### Task goal
Output the material exactly, but drop every image it holds.

### Provided material
----

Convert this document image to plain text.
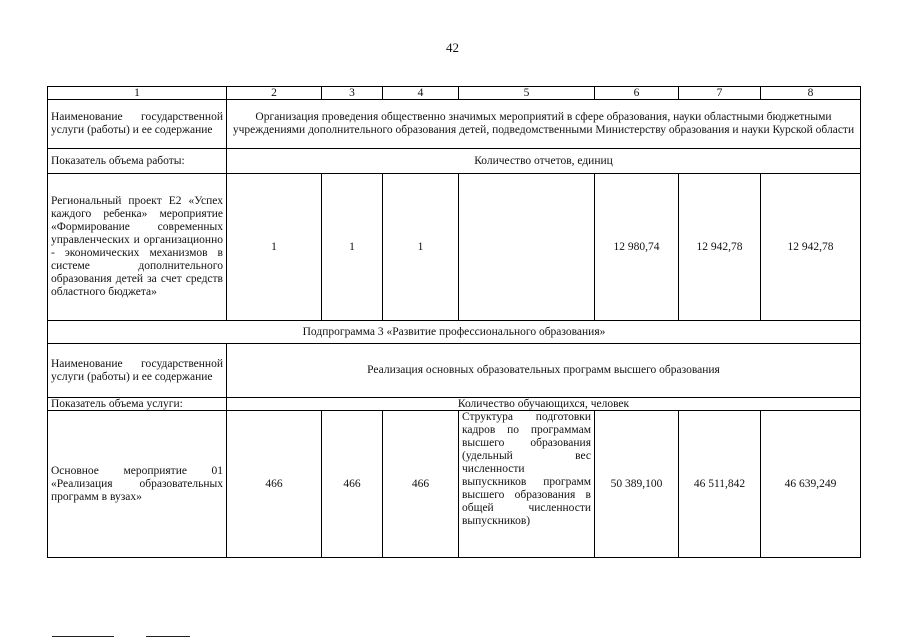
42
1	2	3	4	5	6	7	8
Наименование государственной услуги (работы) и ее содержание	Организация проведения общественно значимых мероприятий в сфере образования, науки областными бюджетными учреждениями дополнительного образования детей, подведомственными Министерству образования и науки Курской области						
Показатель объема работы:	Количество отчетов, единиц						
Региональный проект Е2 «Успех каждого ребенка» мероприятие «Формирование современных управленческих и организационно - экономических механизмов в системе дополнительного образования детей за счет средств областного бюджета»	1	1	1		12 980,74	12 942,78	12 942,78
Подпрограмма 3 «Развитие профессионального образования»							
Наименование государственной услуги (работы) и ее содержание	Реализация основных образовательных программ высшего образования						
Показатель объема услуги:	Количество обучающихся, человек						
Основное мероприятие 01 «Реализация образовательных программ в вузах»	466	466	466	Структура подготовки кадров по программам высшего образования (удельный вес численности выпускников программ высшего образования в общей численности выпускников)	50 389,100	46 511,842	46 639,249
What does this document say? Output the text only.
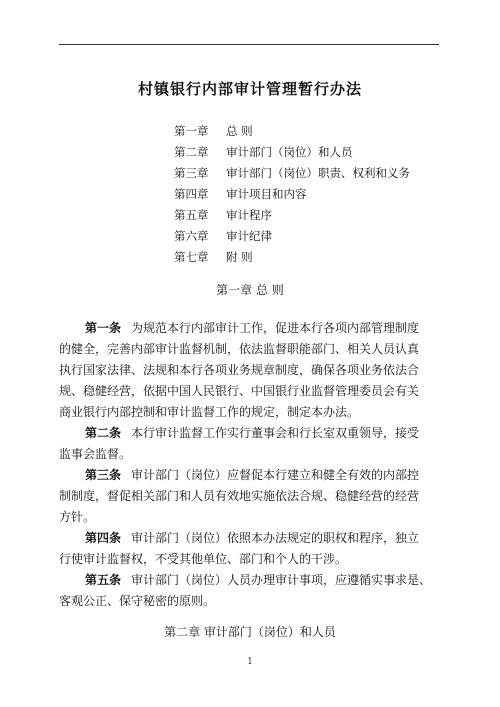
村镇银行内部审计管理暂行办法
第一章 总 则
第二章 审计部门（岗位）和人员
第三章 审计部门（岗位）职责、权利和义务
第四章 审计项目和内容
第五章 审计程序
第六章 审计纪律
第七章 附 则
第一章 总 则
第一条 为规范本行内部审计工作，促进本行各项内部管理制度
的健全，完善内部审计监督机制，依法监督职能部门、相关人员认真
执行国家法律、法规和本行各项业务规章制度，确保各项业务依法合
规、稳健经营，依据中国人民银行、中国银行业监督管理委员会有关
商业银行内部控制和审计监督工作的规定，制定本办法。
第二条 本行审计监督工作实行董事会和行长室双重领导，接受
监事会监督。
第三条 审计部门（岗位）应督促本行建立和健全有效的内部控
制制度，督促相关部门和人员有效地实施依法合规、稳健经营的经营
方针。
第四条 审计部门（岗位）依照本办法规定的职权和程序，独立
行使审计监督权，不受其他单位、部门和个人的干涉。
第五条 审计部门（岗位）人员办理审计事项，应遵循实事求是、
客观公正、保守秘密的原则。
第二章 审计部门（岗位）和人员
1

----

### The answer
Convert this document image to plain text.
42
1	2	3	4	5	6	7	8
Наименование государственной услуги (работы) и ее содержание	Организация проведения общественно значимых мероприятий в сфере образования, науки областными бюджетными учреждениями дополнительного образования детей, подведомственными Министерству образования и науки Курской области						
Показатель объема работы:	Количество отчетов, единиц						
Региональный проект Е2 «Успех каждого ребенка» мероприятие «Формирование современных управленческих и организационно - экономических механизмов в системе дополнительного образования детей за счет средств областного бюджета»	1	1	1		12 980,74	12 942,78	12 942,78
Подпрограмма 3 «Развитие профессионального образования»							
Наименование государственной услуги (работы) и ее содержание	Реализация основных образовательных программ высшего образования						
Показатель объема услуги:	Количество обучающихся, человек						
Основное мероприятие 01 «Реализация образовательных программ в вузах»	466	466	466	Структура подготовки кадров по программам высшего образования (удельный вес численности выпускников программ высшего образования в общей численности выпускников)	50 389,100	46 511,842	46 639,249
What does this document say? Output the text only.
村镇银行内部审计管理暂行办法
第一章 总 则
第二章 审计部门（岗位）和人员
第三章 审计部门（岗位）职责、权利和义务
第四章 审计项目和内容
第五章 审计程序
第六章 审计纪律
第七章 附 则
第一章 总 则
第一条 为规范本行内部审计工作，促进本行各项内部管理制度
的健全，完善内部审计监督机制，依法监督职能部门、相关人员认真
执行国家法律、法规和本行各项业务规章制度，确保各项业务依法合
规、稳健经营，依据中国人民银行、中国银行业监督管理委员会有关
商业银行内部控制和审计监督工作的规定，制定本办法。
第二条 本行审计监督工作实行董事会和行长室双重领导，接受
监事会监督。
第三条 审计部门（岗位）应督促本行建立和健全有效的内部控
制制度，督促相关部门和人员有效地实施依法合规、稳健经营的经营
方针。
第四条 审计部门（岗位）依照本办法规定的职权和程序，独立
行使审计监督权，不受其他单位、部门和个人的干涉。
第五条 审计部门（岗位）人员办理审计事项，应遵循实事求是、
客观公正、保守秘密的原则。
第二章 审计部门（岗位）和人员
1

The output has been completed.